>> start

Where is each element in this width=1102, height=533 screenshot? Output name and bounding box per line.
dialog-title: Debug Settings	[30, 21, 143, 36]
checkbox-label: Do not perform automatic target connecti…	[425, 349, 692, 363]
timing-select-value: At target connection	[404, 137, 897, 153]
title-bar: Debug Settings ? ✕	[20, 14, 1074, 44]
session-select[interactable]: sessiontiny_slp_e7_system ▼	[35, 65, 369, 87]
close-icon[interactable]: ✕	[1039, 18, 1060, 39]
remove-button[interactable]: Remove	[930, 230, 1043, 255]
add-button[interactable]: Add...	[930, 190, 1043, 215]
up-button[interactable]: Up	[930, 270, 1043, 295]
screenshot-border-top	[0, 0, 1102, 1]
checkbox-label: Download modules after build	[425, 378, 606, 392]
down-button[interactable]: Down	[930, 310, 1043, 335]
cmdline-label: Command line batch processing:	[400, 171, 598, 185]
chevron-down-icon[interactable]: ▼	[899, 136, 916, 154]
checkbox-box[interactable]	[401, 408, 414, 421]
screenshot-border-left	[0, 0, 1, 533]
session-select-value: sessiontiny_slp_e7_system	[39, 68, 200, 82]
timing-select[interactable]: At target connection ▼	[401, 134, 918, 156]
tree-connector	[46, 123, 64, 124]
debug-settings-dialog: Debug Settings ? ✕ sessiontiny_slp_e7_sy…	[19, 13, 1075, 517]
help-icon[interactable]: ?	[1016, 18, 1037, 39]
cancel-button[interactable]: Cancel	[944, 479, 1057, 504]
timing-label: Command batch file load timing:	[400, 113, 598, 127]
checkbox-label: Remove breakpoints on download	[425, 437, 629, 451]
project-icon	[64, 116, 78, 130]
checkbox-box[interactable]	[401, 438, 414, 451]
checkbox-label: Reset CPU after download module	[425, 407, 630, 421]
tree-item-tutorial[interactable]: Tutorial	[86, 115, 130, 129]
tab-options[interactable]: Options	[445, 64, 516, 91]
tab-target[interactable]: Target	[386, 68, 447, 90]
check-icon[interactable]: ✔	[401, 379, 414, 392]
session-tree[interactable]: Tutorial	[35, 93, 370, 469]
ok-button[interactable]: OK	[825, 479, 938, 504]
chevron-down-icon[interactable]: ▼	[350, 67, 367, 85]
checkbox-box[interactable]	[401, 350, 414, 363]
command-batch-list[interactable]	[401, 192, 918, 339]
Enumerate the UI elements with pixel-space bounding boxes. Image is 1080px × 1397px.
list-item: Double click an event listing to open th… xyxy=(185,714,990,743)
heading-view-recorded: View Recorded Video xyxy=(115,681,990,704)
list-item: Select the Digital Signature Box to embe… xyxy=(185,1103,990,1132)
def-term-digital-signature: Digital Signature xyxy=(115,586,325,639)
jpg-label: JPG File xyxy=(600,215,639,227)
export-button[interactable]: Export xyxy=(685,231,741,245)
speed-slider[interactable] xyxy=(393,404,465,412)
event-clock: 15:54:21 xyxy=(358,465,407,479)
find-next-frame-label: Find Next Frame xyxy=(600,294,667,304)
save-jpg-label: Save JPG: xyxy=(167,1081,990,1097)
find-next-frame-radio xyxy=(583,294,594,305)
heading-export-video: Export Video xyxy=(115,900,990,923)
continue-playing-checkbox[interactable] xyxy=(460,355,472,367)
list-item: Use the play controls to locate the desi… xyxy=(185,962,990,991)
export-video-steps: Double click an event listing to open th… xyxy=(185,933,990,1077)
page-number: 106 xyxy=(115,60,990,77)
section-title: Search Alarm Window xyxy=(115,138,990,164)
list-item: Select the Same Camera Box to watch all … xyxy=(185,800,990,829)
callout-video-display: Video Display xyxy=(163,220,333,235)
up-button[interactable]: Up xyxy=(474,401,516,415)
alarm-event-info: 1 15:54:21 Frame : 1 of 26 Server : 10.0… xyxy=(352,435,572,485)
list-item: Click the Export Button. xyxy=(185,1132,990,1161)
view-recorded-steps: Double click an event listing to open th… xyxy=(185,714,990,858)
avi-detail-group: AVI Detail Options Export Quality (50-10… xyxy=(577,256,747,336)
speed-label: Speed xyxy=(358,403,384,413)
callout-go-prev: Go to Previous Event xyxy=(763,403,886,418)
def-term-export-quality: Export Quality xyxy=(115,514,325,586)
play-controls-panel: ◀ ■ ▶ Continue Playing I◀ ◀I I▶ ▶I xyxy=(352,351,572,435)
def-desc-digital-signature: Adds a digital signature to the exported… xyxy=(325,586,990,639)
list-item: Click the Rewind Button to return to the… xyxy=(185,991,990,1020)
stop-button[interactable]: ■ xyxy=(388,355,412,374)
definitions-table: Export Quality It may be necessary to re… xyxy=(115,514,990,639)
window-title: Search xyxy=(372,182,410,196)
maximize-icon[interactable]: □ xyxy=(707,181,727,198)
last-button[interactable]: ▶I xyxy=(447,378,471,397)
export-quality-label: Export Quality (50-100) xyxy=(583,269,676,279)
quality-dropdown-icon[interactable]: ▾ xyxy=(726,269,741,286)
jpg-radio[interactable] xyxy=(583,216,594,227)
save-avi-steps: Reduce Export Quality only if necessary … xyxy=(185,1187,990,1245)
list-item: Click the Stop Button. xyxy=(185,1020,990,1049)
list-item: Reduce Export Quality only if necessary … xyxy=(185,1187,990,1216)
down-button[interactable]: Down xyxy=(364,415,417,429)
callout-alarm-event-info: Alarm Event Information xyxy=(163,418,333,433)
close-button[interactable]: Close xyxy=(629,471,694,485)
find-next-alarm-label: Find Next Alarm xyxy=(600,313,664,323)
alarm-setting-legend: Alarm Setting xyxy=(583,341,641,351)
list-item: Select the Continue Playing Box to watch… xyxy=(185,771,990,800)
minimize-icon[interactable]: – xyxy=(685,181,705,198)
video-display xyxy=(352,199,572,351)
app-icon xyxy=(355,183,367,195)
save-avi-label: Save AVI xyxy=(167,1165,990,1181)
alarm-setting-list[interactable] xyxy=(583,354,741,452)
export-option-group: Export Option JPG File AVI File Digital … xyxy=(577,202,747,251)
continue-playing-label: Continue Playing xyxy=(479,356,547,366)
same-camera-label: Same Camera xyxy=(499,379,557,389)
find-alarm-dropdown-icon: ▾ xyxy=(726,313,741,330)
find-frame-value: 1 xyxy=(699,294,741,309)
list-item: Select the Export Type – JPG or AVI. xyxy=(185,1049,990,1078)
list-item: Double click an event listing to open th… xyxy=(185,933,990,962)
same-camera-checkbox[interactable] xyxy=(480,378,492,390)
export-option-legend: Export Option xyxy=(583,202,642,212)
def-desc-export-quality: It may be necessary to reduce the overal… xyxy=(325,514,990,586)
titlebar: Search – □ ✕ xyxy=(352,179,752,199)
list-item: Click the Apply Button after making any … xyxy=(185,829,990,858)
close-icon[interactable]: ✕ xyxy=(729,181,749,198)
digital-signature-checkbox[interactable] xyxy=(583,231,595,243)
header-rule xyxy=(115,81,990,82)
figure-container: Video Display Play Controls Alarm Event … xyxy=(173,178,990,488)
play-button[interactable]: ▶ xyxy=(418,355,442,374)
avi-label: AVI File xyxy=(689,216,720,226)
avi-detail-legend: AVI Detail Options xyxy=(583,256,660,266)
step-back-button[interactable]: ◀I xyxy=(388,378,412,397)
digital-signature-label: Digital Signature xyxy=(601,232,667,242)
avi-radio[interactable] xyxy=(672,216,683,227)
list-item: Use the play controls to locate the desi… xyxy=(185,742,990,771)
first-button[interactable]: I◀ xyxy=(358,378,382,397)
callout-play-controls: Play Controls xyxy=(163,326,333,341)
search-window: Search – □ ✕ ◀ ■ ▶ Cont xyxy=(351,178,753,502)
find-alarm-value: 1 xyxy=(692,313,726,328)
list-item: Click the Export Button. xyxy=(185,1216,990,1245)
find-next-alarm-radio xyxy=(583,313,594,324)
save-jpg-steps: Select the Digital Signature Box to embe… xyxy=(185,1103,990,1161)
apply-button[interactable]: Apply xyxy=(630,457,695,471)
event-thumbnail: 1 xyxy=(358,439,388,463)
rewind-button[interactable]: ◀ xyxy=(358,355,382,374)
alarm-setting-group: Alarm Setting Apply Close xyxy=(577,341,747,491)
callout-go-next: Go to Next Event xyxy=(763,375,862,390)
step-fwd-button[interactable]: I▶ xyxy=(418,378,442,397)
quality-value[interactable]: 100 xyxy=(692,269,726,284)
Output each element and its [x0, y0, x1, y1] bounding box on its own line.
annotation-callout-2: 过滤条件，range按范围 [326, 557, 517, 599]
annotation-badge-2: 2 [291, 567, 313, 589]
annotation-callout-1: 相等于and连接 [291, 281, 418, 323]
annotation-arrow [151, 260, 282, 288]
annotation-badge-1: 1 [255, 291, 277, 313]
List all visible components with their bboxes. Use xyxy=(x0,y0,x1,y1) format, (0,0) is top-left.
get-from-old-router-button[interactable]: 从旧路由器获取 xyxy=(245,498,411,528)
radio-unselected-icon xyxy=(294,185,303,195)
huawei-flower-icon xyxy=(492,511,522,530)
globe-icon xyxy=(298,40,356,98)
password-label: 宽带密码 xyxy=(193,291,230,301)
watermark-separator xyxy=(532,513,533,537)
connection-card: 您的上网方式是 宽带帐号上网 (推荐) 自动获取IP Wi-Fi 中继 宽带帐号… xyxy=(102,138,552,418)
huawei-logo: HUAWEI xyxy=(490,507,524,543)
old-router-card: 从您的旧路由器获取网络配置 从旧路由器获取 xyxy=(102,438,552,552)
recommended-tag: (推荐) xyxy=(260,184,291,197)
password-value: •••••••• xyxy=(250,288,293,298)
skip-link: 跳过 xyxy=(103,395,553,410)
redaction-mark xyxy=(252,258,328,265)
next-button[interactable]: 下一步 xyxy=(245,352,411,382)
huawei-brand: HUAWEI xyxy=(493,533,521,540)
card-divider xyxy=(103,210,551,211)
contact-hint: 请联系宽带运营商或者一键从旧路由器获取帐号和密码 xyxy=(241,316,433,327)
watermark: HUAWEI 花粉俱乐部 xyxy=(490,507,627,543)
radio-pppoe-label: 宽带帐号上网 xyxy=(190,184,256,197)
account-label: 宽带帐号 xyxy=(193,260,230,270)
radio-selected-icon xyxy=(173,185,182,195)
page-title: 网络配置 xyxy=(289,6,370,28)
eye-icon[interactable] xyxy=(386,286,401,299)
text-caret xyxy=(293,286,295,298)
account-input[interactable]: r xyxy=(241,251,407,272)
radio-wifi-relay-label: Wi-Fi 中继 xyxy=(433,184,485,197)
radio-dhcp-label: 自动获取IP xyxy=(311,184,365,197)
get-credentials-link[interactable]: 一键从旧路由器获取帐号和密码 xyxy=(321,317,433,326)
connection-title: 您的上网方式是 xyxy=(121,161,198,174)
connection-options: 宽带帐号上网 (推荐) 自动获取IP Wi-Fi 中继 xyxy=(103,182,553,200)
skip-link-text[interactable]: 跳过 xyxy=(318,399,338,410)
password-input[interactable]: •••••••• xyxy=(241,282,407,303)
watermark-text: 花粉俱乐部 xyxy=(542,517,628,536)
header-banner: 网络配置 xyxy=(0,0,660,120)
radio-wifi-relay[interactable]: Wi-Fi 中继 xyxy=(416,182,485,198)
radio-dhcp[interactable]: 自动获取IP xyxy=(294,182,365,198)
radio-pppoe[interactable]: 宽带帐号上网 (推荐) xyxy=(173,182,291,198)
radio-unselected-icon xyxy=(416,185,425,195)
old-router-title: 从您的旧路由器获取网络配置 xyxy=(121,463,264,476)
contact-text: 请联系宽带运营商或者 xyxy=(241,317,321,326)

>> end

§ EXERCISE
Reproduce the items word for word, starting at their very first line and stopping after the line that contains "timing-select-value: At target", with both of those lines included.

§ CORRECT RESPONSE
Where is each element in this width=1102, height=533 screenshot? Output name and bounding box per line.
dialog-title: Debug Settings	[30, 21, 143, 36]
checkbox-label: Do not perform automatic target connecti…	[425, 349, 692, 363]
timing-select-value: At target connection	[404, 137, 897, 153]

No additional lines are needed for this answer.